### Exercise requirements
Pictures are not part of the copy; repeat everything else in the records exactly.

(Figure content listings)
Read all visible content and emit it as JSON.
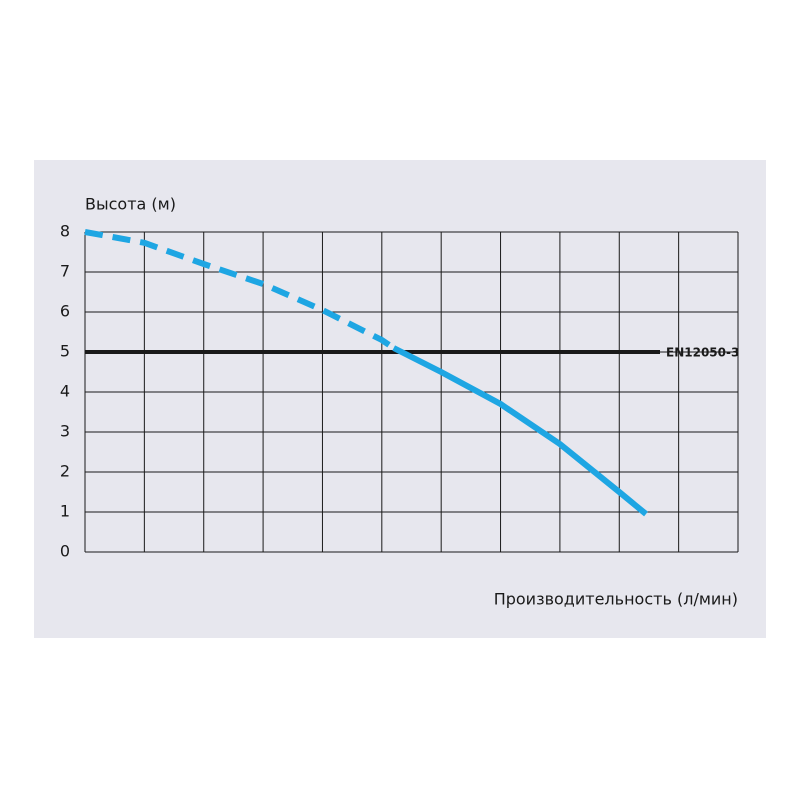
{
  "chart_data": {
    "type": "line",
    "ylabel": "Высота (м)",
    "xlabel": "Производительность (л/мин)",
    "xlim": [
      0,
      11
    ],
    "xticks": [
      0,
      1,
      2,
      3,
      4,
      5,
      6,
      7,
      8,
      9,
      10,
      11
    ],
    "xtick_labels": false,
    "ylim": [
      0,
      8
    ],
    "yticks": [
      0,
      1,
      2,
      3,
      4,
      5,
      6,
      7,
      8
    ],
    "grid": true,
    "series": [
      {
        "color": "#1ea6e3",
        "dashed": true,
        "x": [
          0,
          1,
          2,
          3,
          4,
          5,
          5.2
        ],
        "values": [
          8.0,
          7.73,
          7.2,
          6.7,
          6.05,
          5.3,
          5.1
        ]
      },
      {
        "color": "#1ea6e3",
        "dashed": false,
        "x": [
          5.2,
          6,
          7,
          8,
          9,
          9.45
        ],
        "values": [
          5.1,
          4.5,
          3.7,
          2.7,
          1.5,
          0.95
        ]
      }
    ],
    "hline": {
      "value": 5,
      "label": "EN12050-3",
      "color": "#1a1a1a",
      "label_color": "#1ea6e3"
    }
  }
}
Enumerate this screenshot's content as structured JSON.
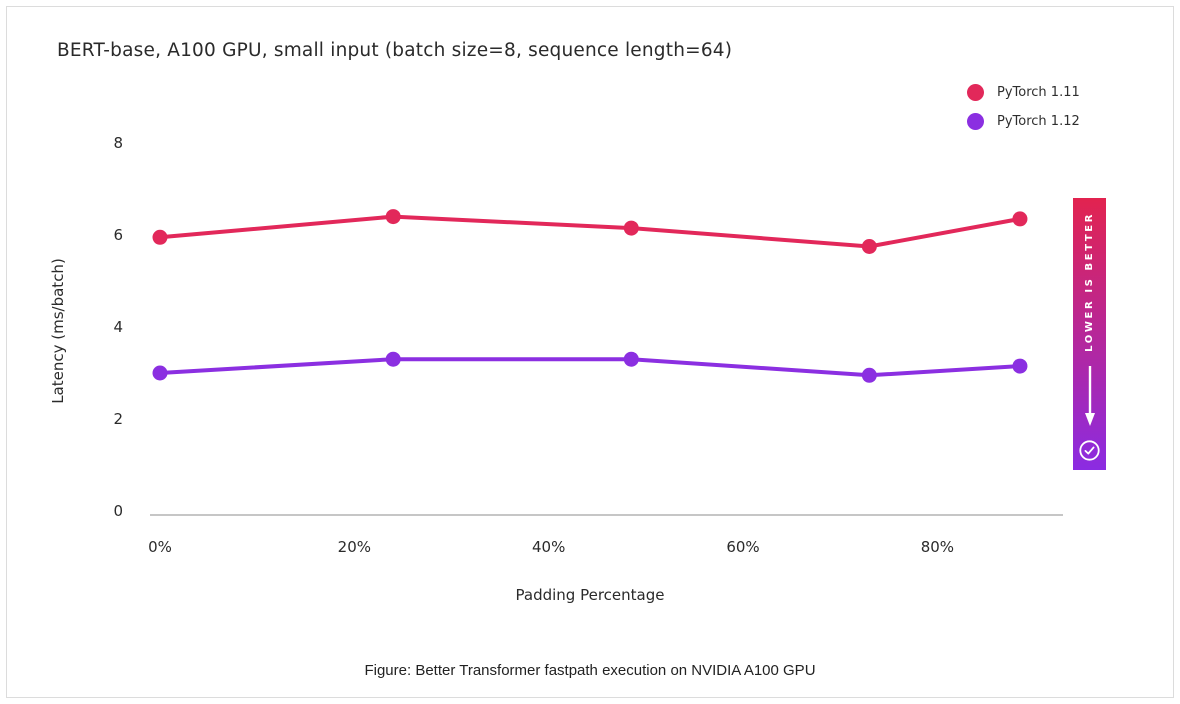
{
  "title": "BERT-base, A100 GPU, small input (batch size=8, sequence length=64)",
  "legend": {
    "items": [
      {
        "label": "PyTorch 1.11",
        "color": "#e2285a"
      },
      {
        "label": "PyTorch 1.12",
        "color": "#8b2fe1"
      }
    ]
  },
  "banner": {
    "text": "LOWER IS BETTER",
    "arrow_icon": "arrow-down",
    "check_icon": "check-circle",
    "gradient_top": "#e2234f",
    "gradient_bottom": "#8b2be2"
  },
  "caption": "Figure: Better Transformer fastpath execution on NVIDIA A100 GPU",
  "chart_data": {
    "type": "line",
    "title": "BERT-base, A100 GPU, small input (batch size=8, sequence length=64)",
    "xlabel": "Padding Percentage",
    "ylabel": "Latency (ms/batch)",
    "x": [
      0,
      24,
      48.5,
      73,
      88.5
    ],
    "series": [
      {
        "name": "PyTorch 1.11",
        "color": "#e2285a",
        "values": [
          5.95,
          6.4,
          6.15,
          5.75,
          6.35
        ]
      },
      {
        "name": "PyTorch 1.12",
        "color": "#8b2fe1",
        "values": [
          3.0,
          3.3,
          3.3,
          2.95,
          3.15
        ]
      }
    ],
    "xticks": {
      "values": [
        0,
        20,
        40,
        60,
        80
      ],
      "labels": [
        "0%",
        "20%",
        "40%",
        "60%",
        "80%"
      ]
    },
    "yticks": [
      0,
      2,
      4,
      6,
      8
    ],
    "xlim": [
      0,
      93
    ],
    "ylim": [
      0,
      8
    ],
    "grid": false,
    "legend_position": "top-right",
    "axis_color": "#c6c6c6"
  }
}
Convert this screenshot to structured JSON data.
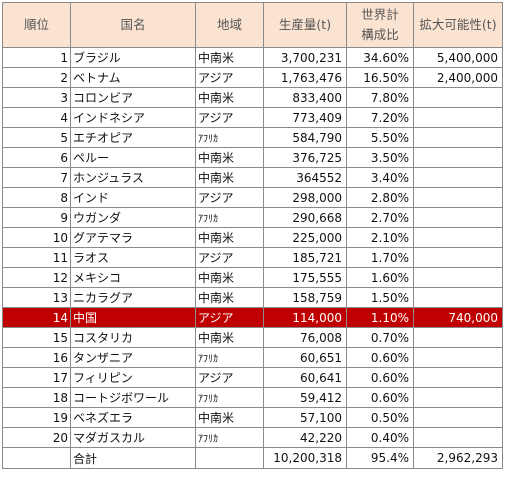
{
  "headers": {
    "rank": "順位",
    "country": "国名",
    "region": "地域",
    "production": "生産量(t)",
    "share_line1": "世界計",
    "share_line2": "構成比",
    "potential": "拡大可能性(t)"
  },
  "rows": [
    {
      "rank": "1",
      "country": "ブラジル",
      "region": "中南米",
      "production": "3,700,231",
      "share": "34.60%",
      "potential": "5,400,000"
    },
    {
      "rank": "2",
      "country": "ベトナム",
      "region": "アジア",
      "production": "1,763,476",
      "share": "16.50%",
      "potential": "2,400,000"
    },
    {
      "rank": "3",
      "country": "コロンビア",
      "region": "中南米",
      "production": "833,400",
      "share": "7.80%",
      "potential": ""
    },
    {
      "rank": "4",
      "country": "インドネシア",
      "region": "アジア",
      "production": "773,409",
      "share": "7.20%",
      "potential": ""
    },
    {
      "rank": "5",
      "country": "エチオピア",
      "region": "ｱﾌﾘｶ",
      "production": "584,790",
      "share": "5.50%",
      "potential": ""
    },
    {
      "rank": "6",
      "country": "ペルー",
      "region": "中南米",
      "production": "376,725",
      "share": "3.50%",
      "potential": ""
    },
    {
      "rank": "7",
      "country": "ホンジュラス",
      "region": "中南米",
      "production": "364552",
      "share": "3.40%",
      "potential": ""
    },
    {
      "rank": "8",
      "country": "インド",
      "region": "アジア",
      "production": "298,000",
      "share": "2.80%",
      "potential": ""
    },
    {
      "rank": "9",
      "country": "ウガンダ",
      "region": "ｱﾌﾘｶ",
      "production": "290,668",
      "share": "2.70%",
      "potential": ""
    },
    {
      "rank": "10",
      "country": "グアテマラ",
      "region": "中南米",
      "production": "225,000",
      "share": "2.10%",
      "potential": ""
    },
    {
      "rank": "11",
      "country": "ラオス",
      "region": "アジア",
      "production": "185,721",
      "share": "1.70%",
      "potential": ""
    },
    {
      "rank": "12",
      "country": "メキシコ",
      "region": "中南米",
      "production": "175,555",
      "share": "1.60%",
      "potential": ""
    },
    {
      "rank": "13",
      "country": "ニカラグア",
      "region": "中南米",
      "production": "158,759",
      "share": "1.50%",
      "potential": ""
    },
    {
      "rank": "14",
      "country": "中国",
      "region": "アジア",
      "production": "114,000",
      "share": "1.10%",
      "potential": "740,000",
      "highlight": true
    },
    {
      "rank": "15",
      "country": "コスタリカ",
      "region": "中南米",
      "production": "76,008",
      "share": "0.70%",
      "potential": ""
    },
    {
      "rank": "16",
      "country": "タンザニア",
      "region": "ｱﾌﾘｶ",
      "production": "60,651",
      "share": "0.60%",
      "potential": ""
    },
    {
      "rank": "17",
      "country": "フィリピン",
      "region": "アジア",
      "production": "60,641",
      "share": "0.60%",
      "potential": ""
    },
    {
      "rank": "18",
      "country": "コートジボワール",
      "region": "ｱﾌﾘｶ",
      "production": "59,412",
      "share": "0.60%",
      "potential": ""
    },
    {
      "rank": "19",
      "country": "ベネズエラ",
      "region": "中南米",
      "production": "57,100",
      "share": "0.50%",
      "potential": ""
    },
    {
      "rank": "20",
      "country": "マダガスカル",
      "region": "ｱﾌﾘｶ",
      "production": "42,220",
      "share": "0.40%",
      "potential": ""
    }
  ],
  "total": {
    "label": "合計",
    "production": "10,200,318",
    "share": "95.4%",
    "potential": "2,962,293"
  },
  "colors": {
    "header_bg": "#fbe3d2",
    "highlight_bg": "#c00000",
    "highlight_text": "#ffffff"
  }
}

### Exercise result
Read all visible content and emit it as JSON.
{
  "chart_data": {
    "type": "line",
    "ylabel": "Высота (м)",
    "xlabel": "Производительность (л/мин)",
    "xlim": [
      0,
      11
    ],
    "xticks": [
      0,
      1,
      2,
      3,
      4,
      5,
      6,
      7,
      8,
      9,
      10,
      11
    ],
    "xtick_labels": false,
    "ylim": [
      0,
      8
    ],
    "yticks": [
      0,
      1,
      2,
      3,
      4,
      5,
      6,
      7,
      8
    ],
    "grid": true,
    "series": [
      {
        "color": "#1ea6e3",
        "dashed": true,
        "x": [
          0,
          1,
          2,
          3,
          4,
          5,
          5.2
        ],
        "values": [
          8.0,
          7.73,
          7.2,
          6.7,
          6.05,
          5.3,
          5.1
        ]
      },
      {
        "color": "#1ea6e3",
        "dashed": false,
        "x": [
          5.2,
          6,
          7,
          8,
          9,
          9.45
        ],
        "values": [
          5.1,
          4.5,
          3.7,
          2.7,
          1.5,
          0.95
        ]
      }
    ],
    "hline": {
      "value": 5,
      "label": "EN12050-3",
      "color": "#1a1a1a",
      "label_color": "#1ea6e3"
    }
  }
}
Enumerate this screenshot's content as structured JSON.
{
  "title": "BERT-base, A100 GPU, small input (batch size=8, sequence length=64)",
  "legend": {
    "items": [
      {
        "label": "PyTorch 1.11",
        "color": "#e2285a"
      },
      {
        "label": "PyTorch 1.12",
        "color": "#8b2fe1"
      }
    ]
  },
  "banner": {
    "text": "LOWER IS BETTER",
    "arrow_icon": "arrow-down",
    "check_icon": "check-circle",
    "gradient_top": "#e2234f",
    "gradient_bottom": "#8b2be2"
  },
  "caption": "Figure: Better Transformer fastpath execution on NVIDIA A100 GPU",
  "chart_data": {
    "type": "line",
    "title": "BERT-base, A100 GPU, small input (batch size=8, sequence length=64)",
    "xlabel": "Padding Percentage",
    "ylabel": "Latency (ms/batch)",
    "x": [
      0,
      24,
      48.5,
      73,
      88.5
    ],
    "series": [
      {
        "name": "PyTorch 1.11",
        "color": "#e2285a",
        "values": [
          5.95,
          6.4,
          6.15,
          5.75,
          6.35
        ]
      },
      {
        "name": "PyTorch 1.12",
        "color": "#8b2fe1",
        "values": [
          3.0,
          3.3,
          3.3,
          2.95,
          3.15
        ]
      }
    ],
    "xticks": {
      "values": [
        0,
        20,
        40,
        60,
        80
      ],
      "labels": [
        "0%",
        "20%",
        "40%",
        "60%",
        "80%"
      ]
    },
    "yticks": [
      0,
      2,
      4,
      6,
      8
    ],
    "xlim": [
      0,
      93
    ],
    "ylim": [
      0,
      8
    ],
    "grid": false,
    "legend_position": "top-right",
    "axis_color": "#c6c6c6"
  }
}
Convert this screenshot to structured JSON data.
{
  "headers": {
    "rank": "順位",
    "country": "国名",
    "region": "地域",
    "production": "生産量(t)",
    "share_line1": "世界計",
    "share_line2": "構成比",
    "potential": "拡大可能性(t)"
  },
  "rows": [
    {
      "rank": "1",
      "country": "ブラジル",
      "region": "中南米",
      "production": "3,700,231",
      "share": "34.60%",
      "potential": "5,400,000"
    },
    {
      "rank": "2",
      "country": "ベトナム",
      "region": "アジア",
      "production": "1,763,476",
      "share": "16.50%",
      "potential": "2,400,000"
    },
    {
      "rank": "3",
      "country": "コロンビア",
      "region": "中南米",
      "production": "833,400",
      "share": "7.80%",
      "potential": ""
    },
    {
      "rank": "4",
      "country": "インドネシア",
      "region": "アジア",
      "production": "773,409",
      "share": "7.20%",
      "potential": ""
    },
    {
      "rank": "5",
      "country": "エチオピア",
      "region": "ｱﾌﾘｶ",
      "production": "584,790",
      "share": "5.50%",
      "potential": ""
    },
    {
      "rank": "6",
      "country": "ペルー",
      "region": "中南米",
      "production": "376,725",
      "share": "3.50%",
      "potential": ""
    },
    {
      "rank": "7",
      "country": "ホンジュラス",
      "region": "中南米",
      "production": "364552",
      "share": "3.40%",
      "potential": ""
    },
    {
      "rank": "8",
      "country": "インド",
      "region": "アジア",
      "production": "298,000",
      "share": "2.80%",
      "potential": ""
    },
    {
      "rank": "9",
      "country": "ウガンダ",
      "region": "ｱﾌﾘｶ",
      "production": "290,668",
      "share": "2.70%",
      "potential": ""
    },
    {
      "rank": "10",
      "country": "グアテマラ",
      "region": "中南米",
      "production": "225,000",
      "share": "2.10%",
      "potential": ""
    },
    {
      "rank": "11",
      "country": "ラオス",
      "region": "アジア",
      "production": "185,721",
      "share": "1.70%",
      "potential": ""
    },
    {
      "rank": "12",
      "country": "メキシコ",
      "region": "中南米",
      "production": "175,555",
      "share": "1.60%",
      "potential": ""
    },
    {
      "rank": "13",
      "country": "ニカラグア",
      "region": "中南米",
      "production": "158,759",
      "share": "1.50%",
      "potential": ""
    },
    {
      "rank": "14",
      "country": "中国",
      "region": "アジア",
      "production": "114,000",
      "share": "1.10%",
      "potential": "740,000",
      "highlight": true
    },
    {
      "rank": "15",
      "country": "コスタリカ",
      "region": "中南米",
      "production": "76,008",
      "share": "0.70%",
      "potential": ""
    },
    {
      "rank": "16",
      "country": "タンザニア",
      "region": "ｱﾌﾘｶ",
      "production": "60,651",
      "share": "0.60%",
      "potential": ""
    },
    {
      "rank": "17",
      "country": "フィリピン",
      "region": "アジア",
      "production": "60,641",
      "share": "0.60%",
      "potential": ""
    },
    {
      "rank": "18",
      "country": "コートジボワール",
      "region": "ｱﾌﾘｶ",
      "production": "59,412",
      "share": "0.60%",
      "potential": ""
    },
    {
      "rank": "19",
      "country": "ベネズエラ",
      "region": "中南米",
      "production": "57,100",
      "share": "0.50%",
      "potential": ""
    },
    {
      "rank": "20",
      "country": "マダガスカル",
      "region": "ｱﾌﾘｶ",
      "production": "42,220",
      "share": "0.40%",
      "potential": ""
    }
  ],
  "total": {
    "label": "合計",
    "production": "10,200,318",
    "share": "95.4%",
    "potential": "2,962,293"
  },
  "colors": {
    "header_bg": "#fbe3d2",
    "highlight_bg": "#c00000",
    "highlight_text": "#ffffff"
  }
}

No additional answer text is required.